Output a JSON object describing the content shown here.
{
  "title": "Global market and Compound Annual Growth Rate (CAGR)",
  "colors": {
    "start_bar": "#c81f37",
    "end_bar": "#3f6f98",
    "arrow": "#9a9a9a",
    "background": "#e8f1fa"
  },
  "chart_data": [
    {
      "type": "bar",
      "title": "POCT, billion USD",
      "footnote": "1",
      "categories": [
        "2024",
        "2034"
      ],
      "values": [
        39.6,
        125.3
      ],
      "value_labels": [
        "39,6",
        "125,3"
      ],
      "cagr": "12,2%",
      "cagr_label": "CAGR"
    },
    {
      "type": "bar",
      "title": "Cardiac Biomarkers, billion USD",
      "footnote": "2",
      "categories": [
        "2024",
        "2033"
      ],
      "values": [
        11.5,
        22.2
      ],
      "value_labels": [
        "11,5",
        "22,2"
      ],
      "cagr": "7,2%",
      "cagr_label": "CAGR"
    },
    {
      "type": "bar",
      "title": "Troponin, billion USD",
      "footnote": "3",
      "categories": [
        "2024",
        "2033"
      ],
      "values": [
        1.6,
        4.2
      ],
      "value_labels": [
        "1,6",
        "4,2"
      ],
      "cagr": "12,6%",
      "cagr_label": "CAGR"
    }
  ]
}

-*-

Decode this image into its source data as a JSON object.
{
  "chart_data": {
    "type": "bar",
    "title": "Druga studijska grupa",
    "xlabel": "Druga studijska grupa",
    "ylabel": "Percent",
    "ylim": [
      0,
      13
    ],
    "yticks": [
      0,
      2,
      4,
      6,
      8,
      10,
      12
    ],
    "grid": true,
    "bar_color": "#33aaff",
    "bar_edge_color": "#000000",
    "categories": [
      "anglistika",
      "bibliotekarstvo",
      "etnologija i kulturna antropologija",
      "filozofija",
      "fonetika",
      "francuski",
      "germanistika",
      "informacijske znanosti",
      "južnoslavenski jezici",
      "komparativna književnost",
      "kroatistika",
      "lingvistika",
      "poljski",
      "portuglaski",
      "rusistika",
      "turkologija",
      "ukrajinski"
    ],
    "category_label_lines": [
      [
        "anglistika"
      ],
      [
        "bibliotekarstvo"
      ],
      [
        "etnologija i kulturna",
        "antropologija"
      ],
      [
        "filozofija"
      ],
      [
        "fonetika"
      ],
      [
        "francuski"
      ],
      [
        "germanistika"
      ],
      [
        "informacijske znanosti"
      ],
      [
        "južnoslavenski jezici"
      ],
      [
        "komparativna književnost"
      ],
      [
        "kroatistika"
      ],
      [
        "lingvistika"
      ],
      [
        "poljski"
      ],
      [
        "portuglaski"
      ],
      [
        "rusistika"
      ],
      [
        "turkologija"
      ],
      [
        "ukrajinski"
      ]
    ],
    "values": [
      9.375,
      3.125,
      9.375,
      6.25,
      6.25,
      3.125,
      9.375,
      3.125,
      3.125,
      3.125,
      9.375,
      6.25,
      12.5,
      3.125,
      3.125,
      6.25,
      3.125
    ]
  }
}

-*-

▶ REQUIREMENT:
In the entries above, locate every line with the word "object" and copy it.

▶ FULL OUTPUT:
Output a JSON object describing the content shown here.
Decode this image into its source data as a JSON object.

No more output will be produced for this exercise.